### PROVIDED PASSAGE
---*---

Contingency plans such as Support Sentry provide “the general outline—the overarching ‘concept’—of a plan to take some major action against an enemy,” Dakota Wood, a senior research fellow for defense programs at the Heritage Foundation and retired U.S. military planner who served as a strategist for the Marine Corps’ Special Operations Command, told The Intercept in an email.

For instance, in June 1994, the Pentagon requested a CONPLAN for military operations in Haiti; by July, U.S. forces invaded and deposed Haiti’s democratically elected president, Jean-Bertrand Aristide. The manual also notes that Support Sentry is a “COW,” or cost of war item.

Though conventional wisdom might be that the military has contingency plans for everything, CONPLANs are, in fact, quite limited since preparing them is time consuming, Wood explained. “Since staff, time, and resources are always limited, no military command at any level would develop CONPLANs … for every conceivable contingency.”

The existence of Support Sentry, then, suggests that the U.S. military takes the possibility seriously enough to prepare a strategic framework for it. CONPLANs also lead to consequences short of war, like military exercises.

“CONPLANs serve as the intellectual framework or context when developing military exercises because it makes sense for units that are honing their skills to have that work be relevant to likely tasks,” Wood said.

BY 2018, President Donald Trump had vocally withdrawn the U.S. from the Iran deal. In January 2019, he tweeted a picture of a poster displayed at a cabinet meeting and directed at Iran that read “sanctions are coming” — a reference to the “Game of Thrones” TV series.

Under Biden, U.S. policy toward the region remains much the same.

On January 16, 2021, just four days before Biden’s inauguration, Trump ordered the military to reassign Israel to CENTCOM, its Middle East combatant command. Historically, the U.S. military has rather counterintuitively kept Israel under its European Command, or EUCOM, in order to avoid tensions with Gulf Arab allies like Saudi Arabia. This was one of a volley of last-minute decisions by Trump designed to force the Biden administration to abandon diplomacy and adopt the framework of his “maximum pressure” campaign on Iran. “For decades, DOD placed Israel in the European Command (EUCOM) AOR due to significant tensions between Israel and its neighbors in the Middle East,” a Congressional Research Service report about the move observed, noting that “improved Israeli ties with some Arab states may allow more open coordination to counter Iran.”

---*---

### DATA SEGMENT
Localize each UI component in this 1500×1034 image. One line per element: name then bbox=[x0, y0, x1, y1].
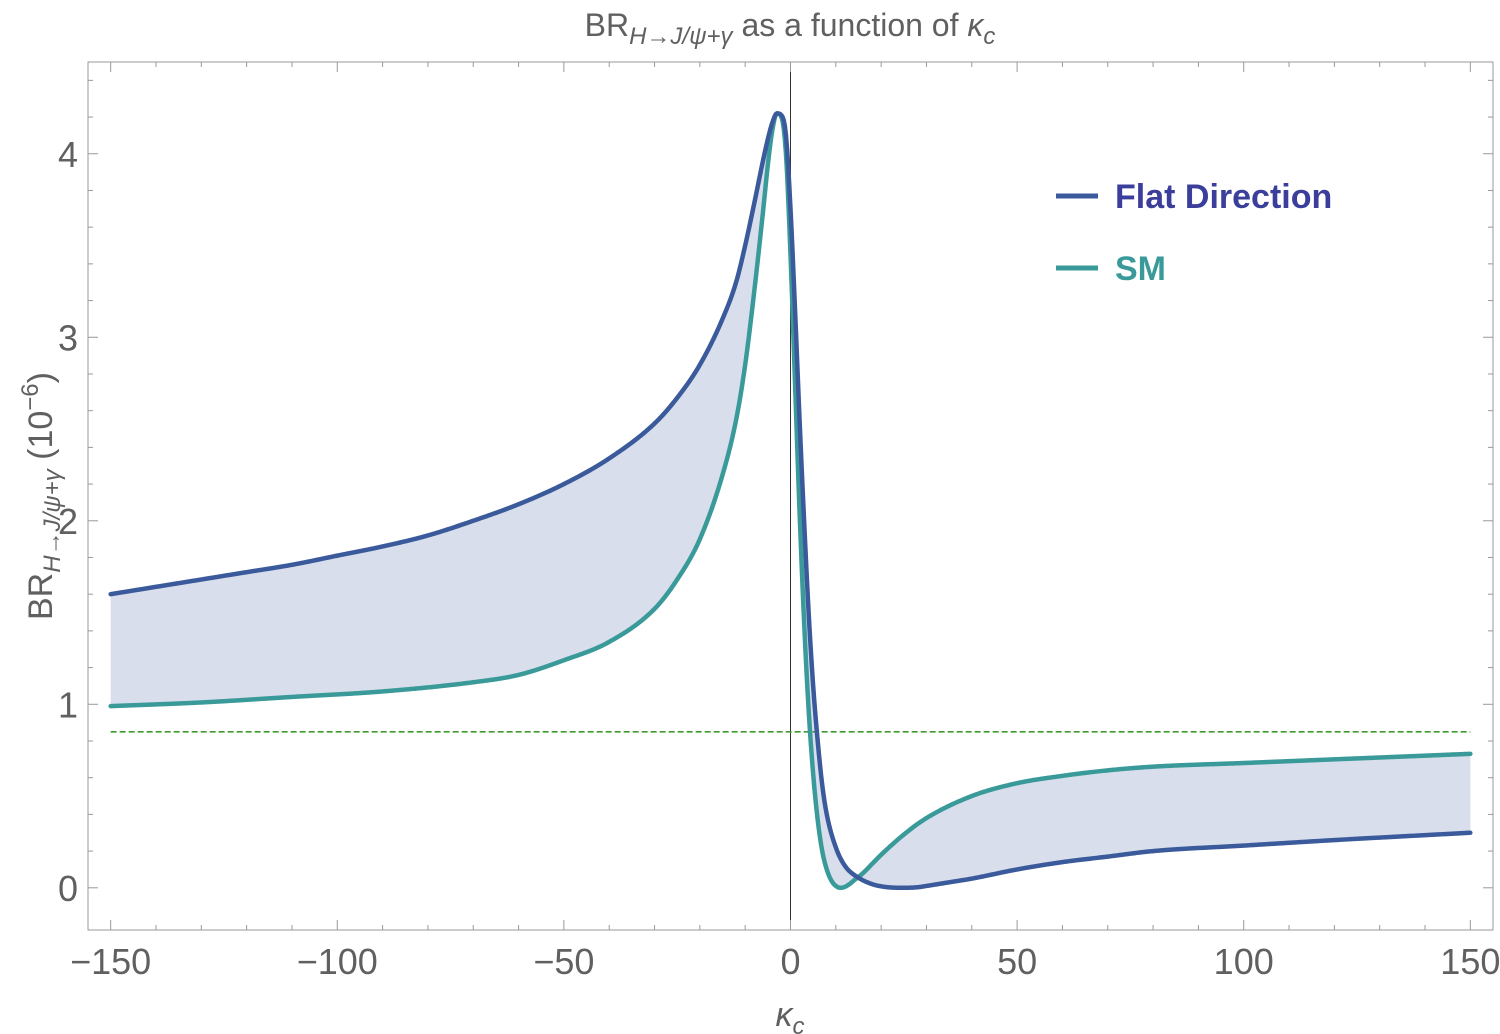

---*---

### THE REQUEST
Write the next part of the passage about the Support Sentry contingency plan, starting after its final sentence. The data has no role in this work.

### RESPONSE TO THIS TASK
Trump’s order followed a December 2020 bill introduced by several Republican senators, including Sen. Tom Cotton, R-Ark., to study the transfer of Israel to CENTCOM.

“Tasking CENTCOM to serve as the primary U.S. defense coordinator with Israel instead of EUCOM would acknowledge the new political reality of the Middle East under the Abraham Accords,” Cotton said in a press release. “Our bill requires a study of the potential transition, which could increase U.S.-Israel military cooperation with regional partners and help better secure the Middle East against threats like Iran.”

Under Biden, U.S.-Israel military cooperation rapidly expanded to encompass unprecedented joint naval exercises. By March 2021, the U.S. Navy’s 5th Fleet conducted its first-ever fuel replenishment of an Israeli naval ship. In April 2021, the U.S. fired warning shots at Iranian ships in the Persian Gulf — the first time this had happened in nearly four years. Then, in August 2021, the U.S. 5th Fleet and Israeli naval forces conducted an expansive four-day naval exercise.

Also in August, for the first time ever, the U.S., Iraq, and Kuwait participated in a joint naval patrol of the Persian Gulf.

“Any one of these steps may feel small, but in the aggregate, it’s a serious escalation,” Trita Parsi, the former president of the National Iranian American Council and now president of the Quincy Institute for Responsible Statecraft, told The Intercept in a phone interview.

Secretary of Defense Lloyd Austin also remarked that “those exercises would have been unimaginable, unthinkable, just a few years ago.”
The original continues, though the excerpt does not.